# [DATA]
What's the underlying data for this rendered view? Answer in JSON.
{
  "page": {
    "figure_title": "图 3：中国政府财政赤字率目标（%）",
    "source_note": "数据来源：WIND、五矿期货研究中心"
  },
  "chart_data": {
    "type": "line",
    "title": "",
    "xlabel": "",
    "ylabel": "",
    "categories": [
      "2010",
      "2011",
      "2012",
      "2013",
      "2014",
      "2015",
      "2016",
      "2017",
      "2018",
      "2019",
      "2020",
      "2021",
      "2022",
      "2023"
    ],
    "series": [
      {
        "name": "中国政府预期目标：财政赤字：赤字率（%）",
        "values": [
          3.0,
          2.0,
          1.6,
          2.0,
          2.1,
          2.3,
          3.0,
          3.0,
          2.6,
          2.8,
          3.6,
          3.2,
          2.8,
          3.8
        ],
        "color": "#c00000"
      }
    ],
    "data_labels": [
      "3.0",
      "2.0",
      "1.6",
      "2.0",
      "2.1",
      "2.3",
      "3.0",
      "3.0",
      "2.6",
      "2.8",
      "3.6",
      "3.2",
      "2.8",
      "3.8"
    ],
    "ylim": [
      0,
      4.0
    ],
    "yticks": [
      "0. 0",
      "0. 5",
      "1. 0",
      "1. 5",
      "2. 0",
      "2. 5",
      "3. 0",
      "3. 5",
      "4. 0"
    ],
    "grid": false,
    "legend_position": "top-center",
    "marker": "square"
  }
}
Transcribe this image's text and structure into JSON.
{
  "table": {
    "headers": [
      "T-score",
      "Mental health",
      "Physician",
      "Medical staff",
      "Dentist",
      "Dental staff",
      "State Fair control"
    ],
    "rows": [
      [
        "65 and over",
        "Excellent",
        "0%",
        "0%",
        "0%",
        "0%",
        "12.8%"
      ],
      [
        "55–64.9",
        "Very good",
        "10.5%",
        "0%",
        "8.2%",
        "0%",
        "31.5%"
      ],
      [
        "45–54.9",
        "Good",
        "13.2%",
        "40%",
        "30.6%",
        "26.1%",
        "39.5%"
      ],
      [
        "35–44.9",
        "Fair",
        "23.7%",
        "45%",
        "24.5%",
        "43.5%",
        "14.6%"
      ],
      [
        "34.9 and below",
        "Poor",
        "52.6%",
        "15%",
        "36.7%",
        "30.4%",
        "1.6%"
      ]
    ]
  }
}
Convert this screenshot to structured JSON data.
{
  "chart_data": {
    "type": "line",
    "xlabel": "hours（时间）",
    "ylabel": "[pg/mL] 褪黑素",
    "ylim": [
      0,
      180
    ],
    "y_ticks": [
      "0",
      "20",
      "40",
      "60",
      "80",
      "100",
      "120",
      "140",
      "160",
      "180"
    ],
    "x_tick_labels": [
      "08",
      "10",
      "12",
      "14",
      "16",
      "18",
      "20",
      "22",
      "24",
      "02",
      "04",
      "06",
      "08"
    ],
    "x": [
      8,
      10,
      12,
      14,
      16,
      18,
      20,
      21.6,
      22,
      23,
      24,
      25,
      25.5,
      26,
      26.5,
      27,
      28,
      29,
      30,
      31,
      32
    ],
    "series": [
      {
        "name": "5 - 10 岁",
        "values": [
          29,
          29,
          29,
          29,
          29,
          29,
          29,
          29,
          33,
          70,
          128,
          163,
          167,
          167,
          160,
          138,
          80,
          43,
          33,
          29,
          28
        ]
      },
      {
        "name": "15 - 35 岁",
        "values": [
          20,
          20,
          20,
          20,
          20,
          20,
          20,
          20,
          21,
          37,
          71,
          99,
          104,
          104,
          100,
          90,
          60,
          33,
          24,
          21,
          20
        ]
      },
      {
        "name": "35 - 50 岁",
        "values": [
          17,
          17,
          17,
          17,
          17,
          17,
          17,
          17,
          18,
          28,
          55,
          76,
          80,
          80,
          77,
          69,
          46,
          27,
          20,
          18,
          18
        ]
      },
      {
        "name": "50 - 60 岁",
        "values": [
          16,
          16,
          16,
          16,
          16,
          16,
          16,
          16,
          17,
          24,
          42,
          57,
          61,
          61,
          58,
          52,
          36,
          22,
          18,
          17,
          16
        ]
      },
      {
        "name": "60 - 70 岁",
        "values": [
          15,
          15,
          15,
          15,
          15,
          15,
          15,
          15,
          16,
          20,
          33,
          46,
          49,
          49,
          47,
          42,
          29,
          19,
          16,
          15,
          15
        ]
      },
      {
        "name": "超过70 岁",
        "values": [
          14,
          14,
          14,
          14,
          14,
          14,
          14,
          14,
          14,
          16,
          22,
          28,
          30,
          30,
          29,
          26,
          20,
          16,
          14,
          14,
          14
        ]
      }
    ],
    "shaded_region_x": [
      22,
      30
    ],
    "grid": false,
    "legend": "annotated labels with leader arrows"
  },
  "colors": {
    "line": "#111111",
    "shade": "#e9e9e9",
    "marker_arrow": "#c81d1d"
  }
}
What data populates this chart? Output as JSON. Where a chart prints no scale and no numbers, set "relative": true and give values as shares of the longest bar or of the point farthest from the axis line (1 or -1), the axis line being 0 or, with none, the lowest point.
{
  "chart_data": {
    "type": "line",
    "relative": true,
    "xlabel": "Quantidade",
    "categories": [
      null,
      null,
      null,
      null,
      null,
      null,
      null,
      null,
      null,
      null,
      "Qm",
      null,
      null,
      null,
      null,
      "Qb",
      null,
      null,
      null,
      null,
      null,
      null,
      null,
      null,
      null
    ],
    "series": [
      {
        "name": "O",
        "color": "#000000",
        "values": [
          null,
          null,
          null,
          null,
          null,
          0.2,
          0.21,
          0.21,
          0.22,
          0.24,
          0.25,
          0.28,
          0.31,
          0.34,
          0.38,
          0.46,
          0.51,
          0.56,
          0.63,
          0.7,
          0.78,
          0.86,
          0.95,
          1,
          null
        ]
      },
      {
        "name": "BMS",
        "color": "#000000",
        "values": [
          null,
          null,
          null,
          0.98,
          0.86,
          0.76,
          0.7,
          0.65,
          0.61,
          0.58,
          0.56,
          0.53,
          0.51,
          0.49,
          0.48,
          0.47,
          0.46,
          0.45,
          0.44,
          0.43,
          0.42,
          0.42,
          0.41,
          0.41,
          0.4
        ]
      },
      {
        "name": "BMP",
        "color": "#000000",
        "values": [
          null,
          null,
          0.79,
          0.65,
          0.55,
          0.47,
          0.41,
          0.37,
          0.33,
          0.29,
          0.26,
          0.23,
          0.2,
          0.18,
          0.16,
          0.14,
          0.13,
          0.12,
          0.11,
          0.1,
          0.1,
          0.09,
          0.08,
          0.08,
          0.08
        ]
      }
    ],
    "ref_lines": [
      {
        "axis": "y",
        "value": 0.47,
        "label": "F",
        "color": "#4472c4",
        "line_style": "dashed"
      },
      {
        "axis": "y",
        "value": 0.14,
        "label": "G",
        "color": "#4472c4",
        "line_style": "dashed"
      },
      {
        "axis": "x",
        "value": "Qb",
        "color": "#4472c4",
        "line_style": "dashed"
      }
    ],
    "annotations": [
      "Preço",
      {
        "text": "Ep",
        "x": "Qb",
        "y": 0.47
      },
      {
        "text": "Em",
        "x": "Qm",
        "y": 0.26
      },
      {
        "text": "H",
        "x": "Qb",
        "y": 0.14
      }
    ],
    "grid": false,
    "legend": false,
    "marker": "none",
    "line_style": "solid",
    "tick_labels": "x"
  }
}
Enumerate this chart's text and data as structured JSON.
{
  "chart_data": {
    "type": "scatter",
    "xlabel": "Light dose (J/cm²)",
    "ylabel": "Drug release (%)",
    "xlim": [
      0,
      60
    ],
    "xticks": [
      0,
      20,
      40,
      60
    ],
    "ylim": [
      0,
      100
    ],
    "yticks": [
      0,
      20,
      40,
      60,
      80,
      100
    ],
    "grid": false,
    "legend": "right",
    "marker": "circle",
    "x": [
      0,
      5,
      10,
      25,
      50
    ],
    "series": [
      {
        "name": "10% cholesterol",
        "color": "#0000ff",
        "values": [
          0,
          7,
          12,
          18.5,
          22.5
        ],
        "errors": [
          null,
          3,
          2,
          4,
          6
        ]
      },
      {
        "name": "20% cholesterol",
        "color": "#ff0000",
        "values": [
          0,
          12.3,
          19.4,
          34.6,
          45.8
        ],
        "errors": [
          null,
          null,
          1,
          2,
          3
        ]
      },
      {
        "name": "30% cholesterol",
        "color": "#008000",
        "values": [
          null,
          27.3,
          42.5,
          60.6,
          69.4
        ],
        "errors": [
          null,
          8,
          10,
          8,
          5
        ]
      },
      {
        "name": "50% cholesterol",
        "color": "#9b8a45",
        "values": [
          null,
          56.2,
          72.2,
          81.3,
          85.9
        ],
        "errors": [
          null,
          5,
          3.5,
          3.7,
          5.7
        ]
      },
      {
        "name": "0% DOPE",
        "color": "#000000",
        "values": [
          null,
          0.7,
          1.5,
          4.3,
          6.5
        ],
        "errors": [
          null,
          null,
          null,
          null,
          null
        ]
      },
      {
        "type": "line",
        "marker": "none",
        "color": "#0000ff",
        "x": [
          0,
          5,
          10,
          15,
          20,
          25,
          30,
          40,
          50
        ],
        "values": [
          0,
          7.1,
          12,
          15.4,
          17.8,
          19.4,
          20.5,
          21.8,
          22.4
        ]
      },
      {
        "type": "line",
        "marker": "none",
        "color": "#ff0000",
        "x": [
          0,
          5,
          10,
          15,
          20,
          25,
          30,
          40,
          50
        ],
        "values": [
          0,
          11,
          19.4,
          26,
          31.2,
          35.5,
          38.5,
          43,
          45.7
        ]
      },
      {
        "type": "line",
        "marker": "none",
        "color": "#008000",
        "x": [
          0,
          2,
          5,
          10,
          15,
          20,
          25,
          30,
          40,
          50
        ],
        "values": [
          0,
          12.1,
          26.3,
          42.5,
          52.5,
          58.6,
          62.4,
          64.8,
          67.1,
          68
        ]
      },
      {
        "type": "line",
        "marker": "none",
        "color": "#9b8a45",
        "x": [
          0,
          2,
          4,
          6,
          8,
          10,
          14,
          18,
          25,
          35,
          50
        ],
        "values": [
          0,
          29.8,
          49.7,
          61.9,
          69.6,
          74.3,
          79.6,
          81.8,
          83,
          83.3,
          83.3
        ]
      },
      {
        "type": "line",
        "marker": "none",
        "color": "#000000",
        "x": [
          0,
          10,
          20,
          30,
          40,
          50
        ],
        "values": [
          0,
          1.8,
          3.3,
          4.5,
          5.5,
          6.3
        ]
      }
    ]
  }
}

# [WRITTEN EXERCISE]
Gather all lines from the listing above in which "this" occurs.

# [TASK RESULT]
What's the underlying data for this rendered view? Answer in JSON.
Transcribe this image's text and structure into JSON.
Convert this screenshot to structured JSON data.
What data populates this chart? Output as JSON. Where a chart prints no scale and no numbers, set "relative": true and give values as shares of the longest bar or of the point farthest from the axis line (1 or -1), the axis line being 0 or, with none, the lowest point.
Enumerate this chart's text and data as structured JSON.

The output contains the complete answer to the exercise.